• [What is needed]: Could you return, word for word, every line of the items from the very first one through the line containing "menu-item-label: Set as initial", with both ends included?
......
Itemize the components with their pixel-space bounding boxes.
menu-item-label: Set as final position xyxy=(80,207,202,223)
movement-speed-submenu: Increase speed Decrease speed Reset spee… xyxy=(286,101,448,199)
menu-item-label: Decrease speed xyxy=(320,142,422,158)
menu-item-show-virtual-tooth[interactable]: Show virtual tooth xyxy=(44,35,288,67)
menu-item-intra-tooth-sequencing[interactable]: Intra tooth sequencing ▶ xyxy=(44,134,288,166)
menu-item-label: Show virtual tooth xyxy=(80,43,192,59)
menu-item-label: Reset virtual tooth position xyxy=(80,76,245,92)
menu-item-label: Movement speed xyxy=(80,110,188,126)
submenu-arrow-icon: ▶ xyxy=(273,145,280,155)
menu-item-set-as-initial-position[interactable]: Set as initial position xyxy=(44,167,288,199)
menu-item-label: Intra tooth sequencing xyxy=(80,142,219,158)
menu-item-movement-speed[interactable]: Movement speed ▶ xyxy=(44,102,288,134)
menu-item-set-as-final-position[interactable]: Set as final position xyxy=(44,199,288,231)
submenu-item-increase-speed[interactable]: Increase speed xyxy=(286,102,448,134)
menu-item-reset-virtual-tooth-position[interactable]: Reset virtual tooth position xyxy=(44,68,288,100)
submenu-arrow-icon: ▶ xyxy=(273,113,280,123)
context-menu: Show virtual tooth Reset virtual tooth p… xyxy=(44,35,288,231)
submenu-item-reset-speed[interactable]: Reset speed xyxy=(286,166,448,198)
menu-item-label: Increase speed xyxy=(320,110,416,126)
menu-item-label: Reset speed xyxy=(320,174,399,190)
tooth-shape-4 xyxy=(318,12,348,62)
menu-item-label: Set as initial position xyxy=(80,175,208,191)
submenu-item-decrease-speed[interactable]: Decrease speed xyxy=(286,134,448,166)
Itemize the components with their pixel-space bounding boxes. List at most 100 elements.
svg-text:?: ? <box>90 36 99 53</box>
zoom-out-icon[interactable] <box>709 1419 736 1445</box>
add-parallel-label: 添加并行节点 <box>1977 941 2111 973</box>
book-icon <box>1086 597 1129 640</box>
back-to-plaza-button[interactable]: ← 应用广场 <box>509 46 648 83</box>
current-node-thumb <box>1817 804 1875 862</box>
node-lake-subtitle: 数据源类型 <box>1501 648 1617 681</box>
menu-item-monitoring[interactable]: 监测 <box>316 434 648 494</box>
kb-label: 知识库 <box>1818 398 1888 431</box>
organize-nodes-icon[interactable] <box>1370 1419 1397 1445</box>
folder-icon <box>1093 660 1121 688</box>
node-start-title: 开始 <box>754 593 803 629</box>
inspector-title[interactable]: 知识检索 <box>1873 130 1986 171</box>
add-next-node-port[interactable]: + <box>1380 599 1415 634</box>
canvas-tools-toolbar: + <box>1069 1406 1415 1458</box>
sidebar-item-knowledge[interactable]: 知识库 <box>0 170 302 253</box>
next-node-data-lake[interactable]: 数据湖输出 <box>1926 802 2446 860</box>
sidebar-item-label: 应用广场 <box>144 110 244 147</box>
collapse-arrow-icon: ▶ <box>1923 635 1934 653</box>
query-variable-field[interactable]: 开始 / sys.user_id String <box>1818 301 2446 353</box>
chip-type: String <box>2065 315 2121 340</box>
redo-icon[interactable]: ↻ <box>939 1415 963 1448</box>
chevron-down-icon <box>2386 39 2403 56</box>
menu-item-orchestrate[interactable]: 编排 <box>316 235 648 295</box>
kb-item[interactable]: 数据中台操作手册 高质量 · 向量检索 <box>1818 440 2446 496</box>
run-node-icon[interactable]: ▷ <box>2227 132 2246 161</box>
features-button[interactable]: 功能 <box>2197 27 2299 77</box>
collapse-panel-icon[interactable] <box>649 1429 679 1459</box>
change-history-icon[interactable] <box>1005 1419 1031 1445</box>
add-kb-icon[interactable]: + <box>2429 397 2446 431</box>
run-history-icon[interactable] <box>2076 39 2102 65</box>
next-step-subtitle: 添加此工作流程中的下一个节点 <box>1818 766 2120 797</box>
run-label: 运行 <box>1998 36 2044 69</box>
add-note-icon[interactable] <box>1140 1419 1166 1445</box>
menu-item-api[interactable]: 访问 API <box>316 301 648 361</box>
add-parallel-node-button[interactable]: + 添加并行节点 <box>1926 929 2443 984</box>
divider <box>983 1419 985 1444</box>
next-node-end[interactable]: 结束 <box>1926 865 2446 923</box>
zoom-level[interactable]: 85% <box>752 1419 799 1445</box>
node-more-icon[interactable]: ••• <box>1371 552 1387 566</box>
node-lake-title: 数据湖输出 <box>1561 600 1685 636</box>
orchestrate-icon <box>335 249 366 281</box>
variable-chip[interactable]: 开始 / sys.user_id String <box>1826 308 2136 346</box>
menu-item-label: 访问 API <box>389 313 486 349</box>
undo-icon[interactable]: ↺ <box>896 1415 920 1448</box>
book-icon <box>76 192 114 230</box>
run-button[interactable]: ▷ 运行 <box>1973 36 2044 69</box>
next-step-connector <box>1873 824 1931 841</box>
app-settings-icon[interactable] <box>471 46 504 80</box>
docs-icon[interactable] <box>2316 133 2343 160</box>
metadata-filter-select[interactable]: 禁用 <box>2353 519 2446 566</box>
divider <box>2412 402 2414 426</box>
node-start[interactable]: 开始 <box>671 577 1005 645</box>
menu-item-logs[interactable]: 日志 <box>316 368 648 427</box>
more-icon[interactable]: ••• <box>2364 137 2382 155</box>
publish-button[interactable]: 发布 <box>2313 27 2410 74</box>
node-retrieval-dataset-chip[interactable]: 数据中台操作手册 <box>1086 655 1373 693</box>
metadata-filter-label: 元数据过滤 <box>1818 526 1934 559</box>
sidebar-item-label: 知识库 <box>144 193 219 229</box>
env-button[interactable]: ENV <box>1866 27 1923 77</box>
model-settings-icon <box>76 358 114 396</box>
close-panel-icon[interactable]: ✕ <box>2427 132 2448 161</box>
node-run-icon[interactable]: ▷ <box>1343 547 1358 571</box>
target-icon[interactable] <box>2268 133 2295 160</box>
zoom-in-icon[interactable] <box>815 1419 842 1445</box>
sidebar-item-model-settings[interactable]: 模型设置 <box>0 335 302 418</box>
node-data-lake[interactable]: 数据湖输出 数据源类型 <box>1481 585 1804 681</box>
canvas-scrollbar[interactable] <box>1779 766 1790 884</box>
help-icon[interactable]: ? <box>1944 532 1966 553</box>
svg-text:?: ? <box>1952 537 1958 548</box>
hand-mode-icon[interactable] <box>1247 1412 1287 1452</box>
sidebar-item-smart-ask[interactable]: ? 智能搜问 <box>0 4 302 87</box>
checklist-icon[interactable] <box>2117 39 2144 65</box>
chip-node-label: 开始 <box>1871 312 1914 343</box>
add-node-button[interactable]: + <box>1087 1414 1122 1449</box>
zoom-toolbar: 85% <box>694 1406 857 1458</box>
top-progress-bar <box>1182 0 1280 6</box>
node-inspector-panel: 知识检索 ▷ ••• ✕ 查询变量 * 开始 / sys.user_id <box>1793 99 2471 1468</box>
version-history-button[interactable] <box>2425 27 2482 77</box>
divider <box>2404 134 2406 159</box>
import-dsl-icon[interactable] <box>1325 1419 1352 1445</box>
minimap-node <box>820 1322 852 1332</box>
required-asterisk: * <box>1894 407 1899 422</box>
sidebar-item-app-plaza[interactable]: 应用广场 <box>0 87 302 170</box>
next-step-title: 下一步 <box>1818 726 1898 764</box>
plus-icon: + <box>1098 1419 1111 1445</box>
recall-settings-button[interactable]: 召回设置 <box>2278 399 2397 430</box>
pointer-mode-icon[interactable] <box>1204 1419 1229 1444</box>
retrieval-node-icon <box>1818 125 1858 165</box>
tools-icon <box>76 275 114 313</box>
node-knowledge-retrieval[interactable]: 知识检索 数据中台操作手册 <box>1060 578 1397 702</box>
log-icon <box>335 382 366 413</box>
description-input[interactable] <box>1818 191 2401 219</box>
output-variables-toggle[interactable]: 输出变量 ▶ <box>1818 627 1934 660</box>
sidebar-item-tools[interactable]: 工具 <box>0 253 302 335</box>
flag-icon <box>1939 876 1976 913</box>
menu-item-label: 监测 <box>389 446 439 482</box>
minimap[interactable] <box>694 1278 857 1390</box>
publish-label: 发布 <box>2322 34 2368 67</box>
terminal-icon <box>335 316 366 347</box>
......
• [Answer to this task]:
Itemize the components with their pixel-space bounding boxes.
menu-item-label: Set as final position xyxy=(80,207,202,223)
movement-speed-submenu: Increase speed Decrease speed Reset spee… xyxy=(286,101,448,199)
menu-item-label: Decrease speed xyxy=(320,142,422,158)
menu-item-show-virtual-tooth[interactable]: Show virtual tooth xyxy=(44,35,288,67)
menu-item-intra-tooth-sequencing[interactable]: Intra tooth sequencing ▶ xyxy=(44,134,288,166)
menu-item-label: Show virtual tooth xyxy=(80,43,192,59)
menu-item-label: Reset virtual tooth position xyxy=(80,76,245,92)
menu-item-label: Movement speed xyxy=(80,110,188,126)
submenu-arrow-icon: ▶ xyxy=(273,145,280,155)
menu-item-set-as-initial-position[interactable]: Set as initial position xyxy=(44,167,288,199)
menu-item-label: Intra tooth sequencing xyxy=(80,142,219,158)
menu-item-movement-speed[interactable]: Movement speed ▶ xyxy=(44,102,288,134)
menu-item-set-as-final-position[interactable]: Set as final position xyxy=(44,199,288,231)
submenu-item-increase-speed[interactable]: Increase speed xyxy=(286,102,448,134)
menu-item-reset-virtual-tooth-position[interactable]: Reset virtual tooth position xyxy=(44,68,288,100)
submenu-arrow-icon: ▶ xyxy=(273,113,280,123)
context-menu: Show virtual tooth Reset virtual tooth p… xyxy=(44,35,288,231)
submenu-item-reset-speed[interactable]: Reset speed xyxy=(286,166,448,198)
menu-item-label: Increase speed xyxy=(320,110,416,126)
menu-item-label: Reset speed xyxy=(320,174,399,190)
tooth-shape-4 xyxy=(318,12,348,62)
menu-item-label: Set as initial position xyxy=(80,175,208,191)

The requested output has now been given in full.